--- BEGIN ---
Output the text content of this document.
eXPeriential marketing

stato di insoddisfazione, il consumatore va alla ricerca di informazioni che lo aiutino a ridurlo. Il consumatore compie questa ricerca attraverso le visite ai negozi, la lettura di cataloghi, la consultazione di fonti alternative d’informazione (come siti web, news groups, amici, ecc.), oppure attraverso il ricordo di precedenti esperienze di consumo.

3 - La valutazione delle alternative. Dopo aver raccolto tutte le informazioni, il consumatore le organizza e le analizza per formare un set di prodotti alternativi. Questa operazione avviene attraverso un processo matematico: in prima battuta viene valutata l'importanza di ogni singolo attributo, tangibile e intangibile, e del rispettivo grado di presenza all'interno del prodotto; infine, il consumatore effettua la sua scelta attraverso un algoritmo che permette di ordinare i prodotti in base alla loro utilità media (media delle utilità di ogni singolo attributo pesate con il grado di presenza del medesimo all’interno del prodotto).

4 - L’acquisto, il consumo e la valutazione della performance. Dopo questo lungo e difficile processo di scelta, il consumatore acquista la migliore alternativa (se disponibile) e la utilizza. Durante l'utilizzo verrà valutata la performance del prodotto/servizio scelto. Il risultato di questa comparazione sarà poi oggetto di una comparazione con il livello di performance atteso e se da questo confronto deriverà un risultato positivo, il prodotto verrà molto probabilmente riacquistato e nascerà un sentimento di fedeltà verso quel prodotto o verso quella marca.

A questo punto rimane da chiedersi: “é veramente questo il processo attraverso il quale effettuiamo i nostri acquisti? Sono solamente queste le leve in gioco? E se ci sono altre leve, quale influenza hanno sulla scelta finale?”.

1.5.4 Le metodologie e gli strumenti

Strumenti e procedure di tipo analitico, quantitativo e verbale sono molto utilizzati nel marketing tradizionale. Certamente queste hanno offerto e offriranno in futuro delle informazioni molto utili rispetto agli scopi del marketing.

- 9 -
--- END ---
--- BEGIN ---
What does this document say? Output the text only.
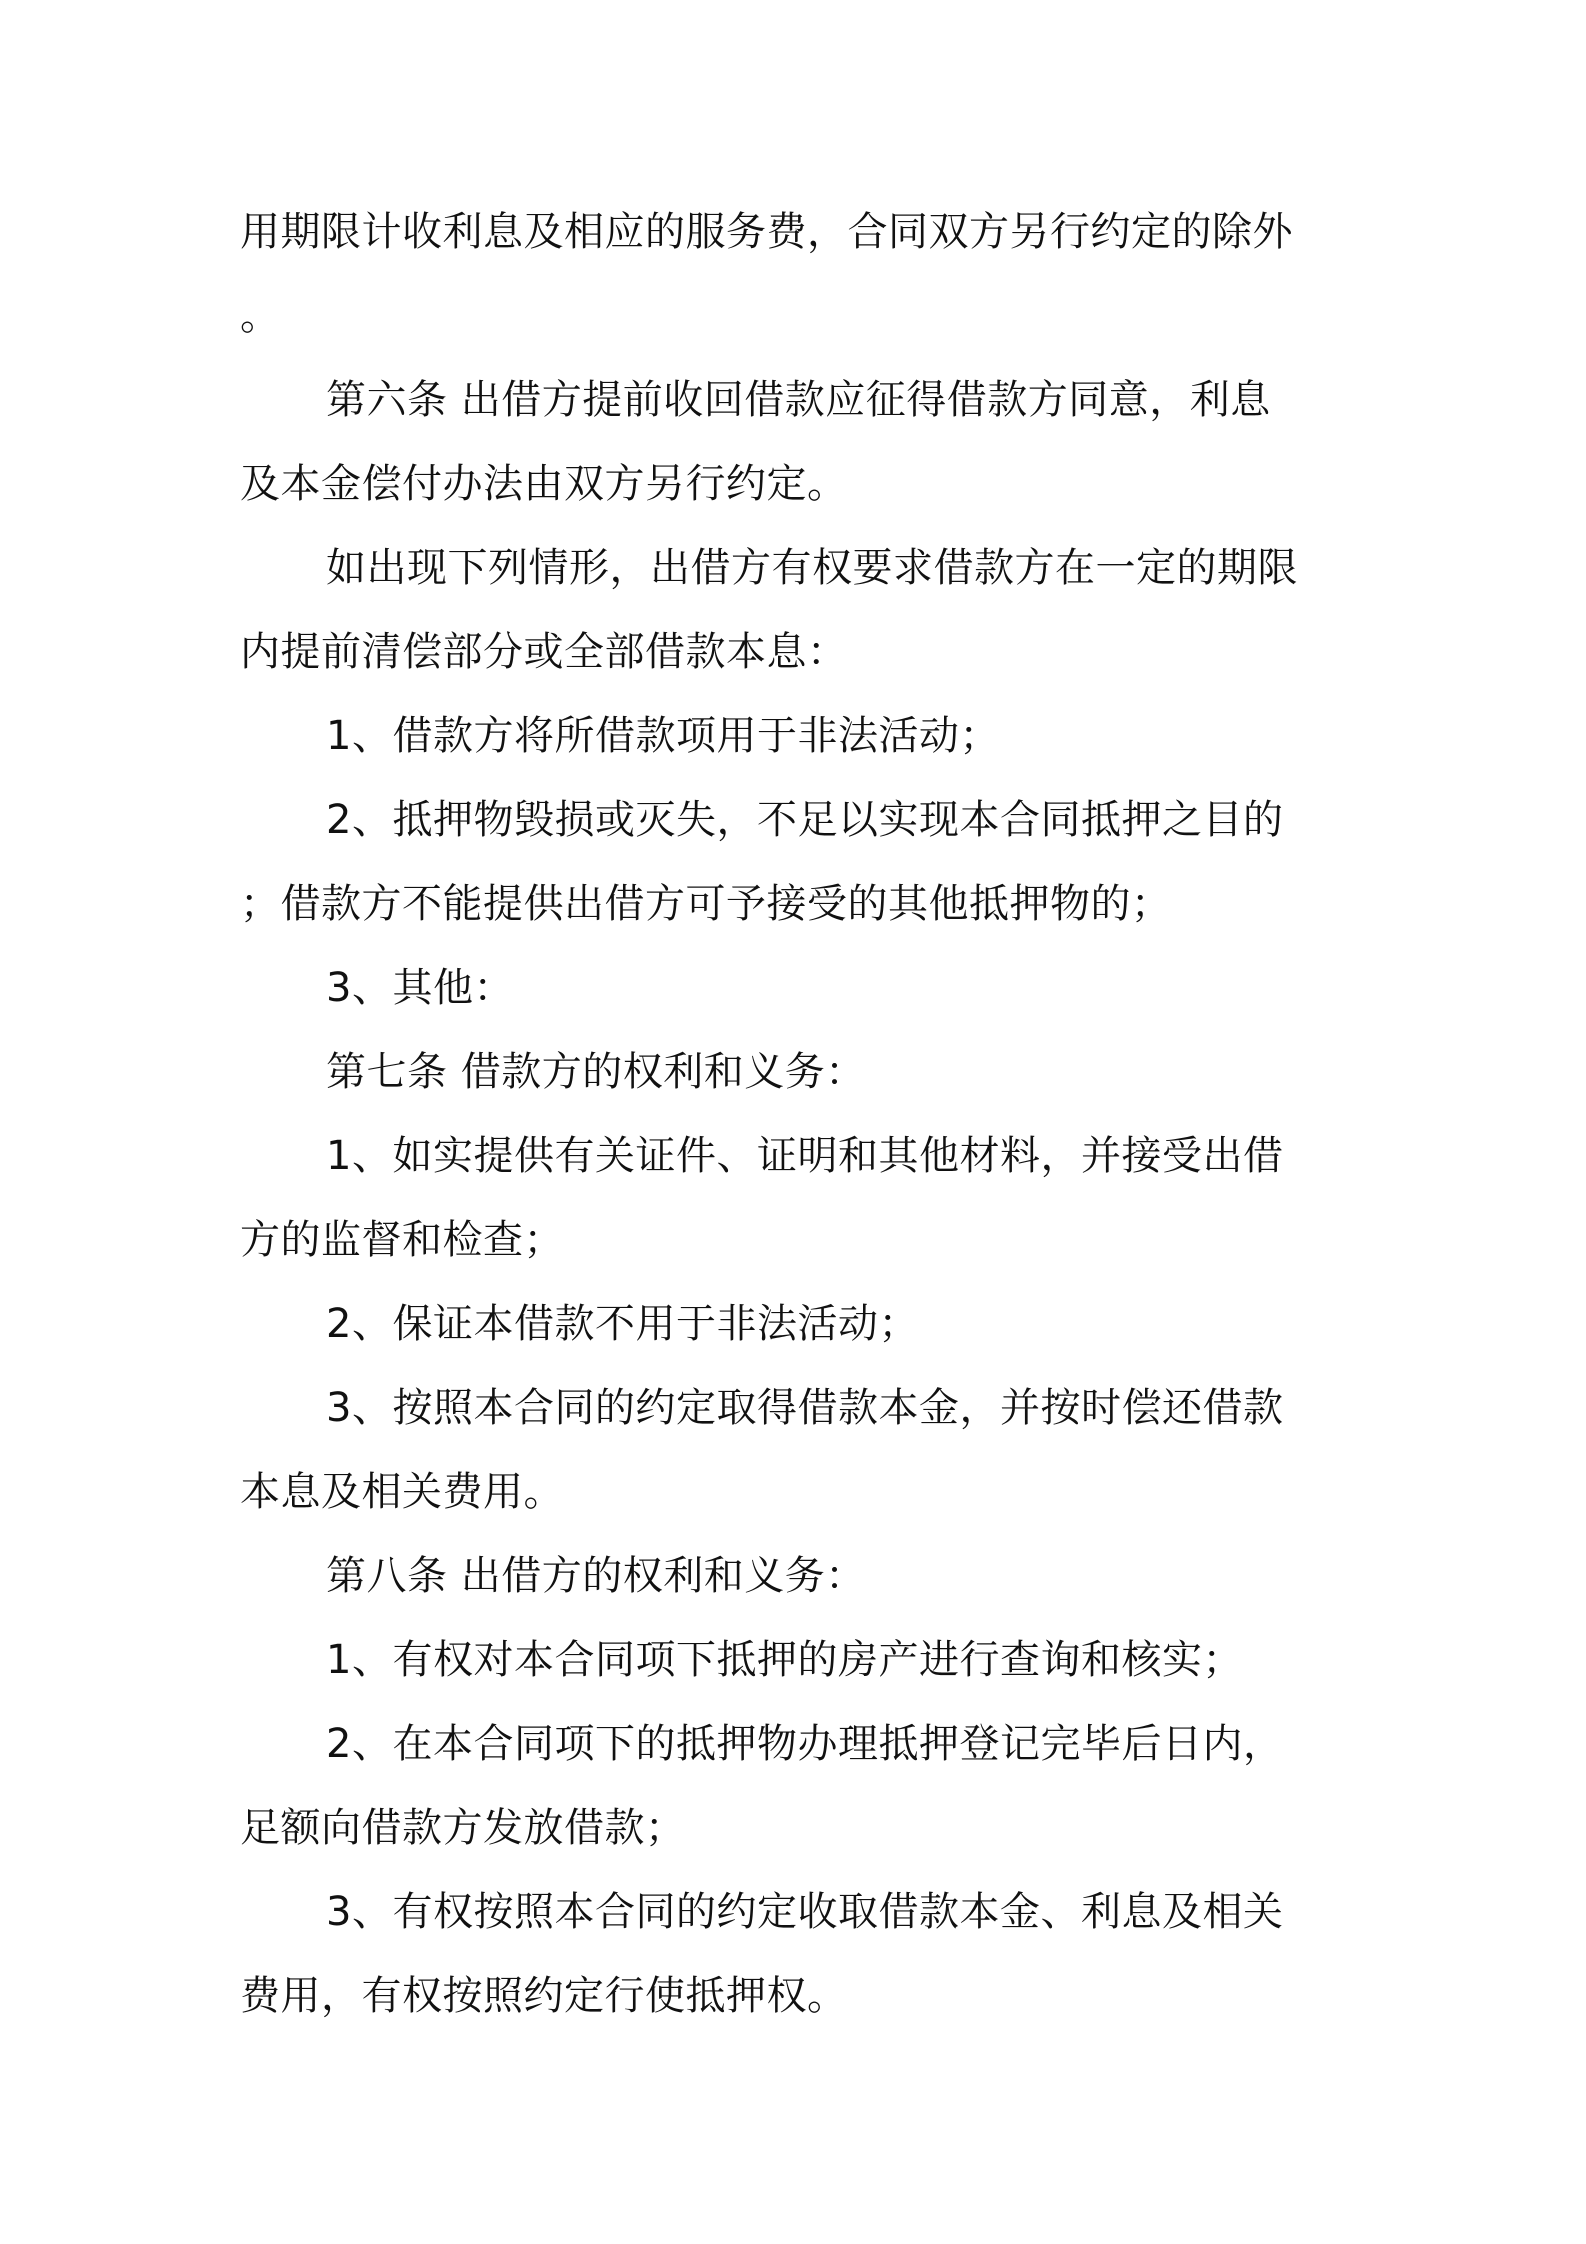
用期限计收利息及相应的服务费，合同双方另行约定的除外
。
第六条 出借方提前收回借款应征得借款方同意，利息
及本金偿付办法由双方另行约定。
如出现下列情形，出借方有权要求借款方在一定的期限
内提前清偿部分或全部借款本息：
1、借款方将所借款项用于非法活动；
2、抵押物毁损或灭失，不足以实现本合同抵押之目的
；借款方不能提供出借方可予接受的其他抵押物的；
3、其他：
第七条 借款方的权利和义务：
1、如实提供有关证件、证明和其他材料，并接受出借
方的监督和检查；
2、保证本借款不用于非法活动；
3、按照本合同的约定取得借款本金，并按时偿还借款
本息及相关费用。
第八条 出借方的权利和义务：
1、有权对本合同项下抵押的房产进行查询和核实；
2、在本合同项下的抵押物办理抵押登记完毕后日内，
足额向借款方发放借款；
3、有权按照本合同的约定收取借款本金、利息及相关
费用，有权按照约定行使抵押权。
--- END ---
Collect, from the material above, every line containing the word "this".

■ **Written answer**:
Output the text content of this document.
What does this document say? Output the text only.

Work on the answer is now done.